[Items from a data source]
◆ ◆ ◆

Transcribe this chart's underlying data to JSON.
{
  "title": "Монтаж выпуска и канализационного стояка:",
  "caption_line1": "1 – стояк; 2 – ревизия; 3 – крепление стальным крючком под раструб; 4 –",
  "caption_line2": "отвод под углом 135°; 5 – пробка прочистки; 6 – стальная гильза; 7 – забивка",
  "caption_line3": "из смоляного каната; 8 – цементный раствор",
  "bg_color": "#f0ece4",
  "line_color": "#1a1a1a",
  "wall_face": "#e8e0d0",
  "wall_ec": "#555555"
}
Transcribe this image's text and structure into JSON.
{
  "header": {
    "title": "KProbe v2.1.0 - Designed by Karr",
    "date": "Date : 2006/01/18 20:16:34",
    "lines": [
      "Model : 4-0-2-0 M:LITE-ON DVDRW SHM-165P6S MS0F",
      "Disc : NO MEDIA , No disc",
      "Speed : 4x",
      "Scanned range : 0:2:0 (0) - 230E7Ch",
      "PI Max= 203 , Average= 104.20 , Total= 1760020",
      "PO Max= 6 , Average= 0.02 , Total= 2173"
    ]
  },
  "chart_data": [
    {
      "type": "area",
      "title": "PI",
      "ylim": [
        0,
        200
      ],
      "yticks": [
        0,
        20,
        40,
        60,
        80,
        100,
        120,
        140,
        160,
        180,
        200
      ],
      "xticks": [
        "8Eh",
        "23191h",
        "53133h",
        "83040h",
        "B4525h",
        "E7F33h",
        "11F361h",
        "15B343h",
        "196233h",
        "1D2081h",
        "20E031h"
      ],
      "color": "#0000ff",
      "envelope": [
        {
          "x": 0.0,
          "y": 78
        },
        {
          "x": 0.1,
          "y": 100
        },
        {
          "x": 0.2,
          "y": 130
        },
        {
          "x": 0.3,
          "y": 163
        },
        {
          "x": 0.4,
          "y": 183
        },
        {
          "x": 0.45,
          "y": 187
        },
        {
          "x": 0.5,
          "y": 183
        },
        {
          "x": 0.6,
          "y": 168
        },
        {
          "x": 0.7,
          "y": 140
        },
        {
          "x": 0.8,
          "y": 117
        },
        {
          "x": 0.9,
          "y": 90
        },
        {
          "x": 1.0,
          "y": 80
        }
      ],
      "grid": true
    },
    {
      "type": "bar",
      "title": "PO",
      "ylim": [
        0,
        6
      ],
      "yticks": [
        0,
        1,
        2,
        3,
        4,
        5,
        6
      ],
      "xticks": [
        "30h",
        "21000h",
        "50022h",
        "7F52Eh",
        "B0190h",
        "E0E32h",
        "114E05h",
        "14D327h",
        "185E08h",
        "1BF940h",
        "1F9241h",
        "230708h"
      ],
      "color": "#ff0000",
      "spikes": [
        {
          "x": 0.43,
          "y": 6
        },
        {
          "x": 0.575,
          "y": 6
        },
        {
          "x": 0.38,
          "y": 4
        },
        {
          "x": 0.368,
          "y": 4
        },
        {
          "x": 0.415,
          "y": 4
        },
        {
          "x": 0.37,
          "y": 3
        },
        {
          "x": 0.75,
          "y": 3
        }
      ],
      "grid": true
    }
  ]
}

◆ ◆ ◆

__Objective__.
Could you reproduce every record above exactly as it appears?

__Response for this exercise__.
Transcribe this chart's underlying data to JSON.
{
  "title": "Монтаж выпуска и канализационного стояка:",
  "caption_line1": "1 – стояк; 2 – ревизия; 3 – крепление стальным крючком под раструб; 4 –",
  "caption_line2": "отвод под углом 135°; 5 – пробка прочистки; 6 – стальная гильза; 7 – забивка",
  "caption_line3": "из смоляного каната; 8 – цементный раствор",
  "bg_color": "#f0ece4",
  "line_color": "#1a1a1a",
  "wall_face": "#e8e0d0",
  "wall_ec": "#555555"
}
Transcribe this image's text and structure into JSON.
{
  "header": {
    "title": "KProbe v2.1.0 - Designed by Karr",
    "date": "Date : 2006/01/18 20:16:34",
    "lines": [
      "Model : 4-0-2-0 M:LITE-ON DVDRW SHM-165P6S MS0F",
      "Disc : NO MEDIA , No disc",
      "Speed : 4x",
      "Scanned range : 0:2:0 (0) - 230E7Ch",
      "PI Max= 203 , Average= 104.20 , Total= 1760020",
      "PO Max= 6 , Average= 0.02 , Total= 2173"
    ]
  },
  "chart_data": [
    {
      "type": "area",
      "title": "PI",
      "ylim": [
        0,
        200
      ],
      "yticks": [
        0,
        20,
        40,
        60,
        80,
        100,
        120,
        140,
        160,
        180,
        200
      ],
      "xticks": [
        "8Eh",
        "23191h",
        "53133h",
        "83040h",
        "B4525h",
        "E7F33h",
        "11F361h",
        "15B343h",
        "196233h",
        "1D2081h",
        "20E031h"
      ],
      "color": "#0000ff",
      "envelope": [
        {
          "x": 0.0,
          "y": 78
        },
        {
          "x": 0.1,
          "y": 100
        },
        {
          "x": 0.2,
          "y": 130
        },
        {
          "x": 0.3,
          "y": 163
        },
        {
          "x": 0.4,
          "y": 183
        },
        {
          "x": 0.45,
          "y": 187
        },
        {
          "x": 0.5,
          "y": 183
        },
        {
          "x": 0.6,
          "y": 168
        },
        {
          "x": 0.7,
          "y": 140
        },
        {
          "x": 0.8,
          "y": 117
        },
        {
          "x": 0.9,
          "y": 90
        },
        {
          "x": 1.0,
          "y": 80
        }
      ],
      "grid": true
    },
    {
      "type": "bar",
      "title": "PO",
      "ylim": [
        0,
        6
      ],
      "yticks": [
        0,
        1,
        2,
        3,
        4,
        5,
        6
      ],
      "xticks": [
        "30h",
        "21000h",
        "50022h",
        "7F52Eh",
        "B0190h",
        "E0E32h",
        "114E05h",
        "14D327h",
        "185E08h",
        "1BF940h",
        "1F9241h",
        "230708h"
      ],
      "color": "#ff0000",
      "spikes": [
        {
          "x": 0.43,
          "y": 6
        },
        {
          "x": 0.575,
          "y": 6
        },
        {
          "x": 0.38,
          "y": 4
        },
        {
          "x": 0.368,
          "y": 4
        },
        {
          "x": 0.415,
          "y": 4
        },
        {
          "x": 0.37,
          "y": 3
        },
        {
          "x": 0.75,
          "y": 3
        }
      ],
      "grid": true
    }
  ]
}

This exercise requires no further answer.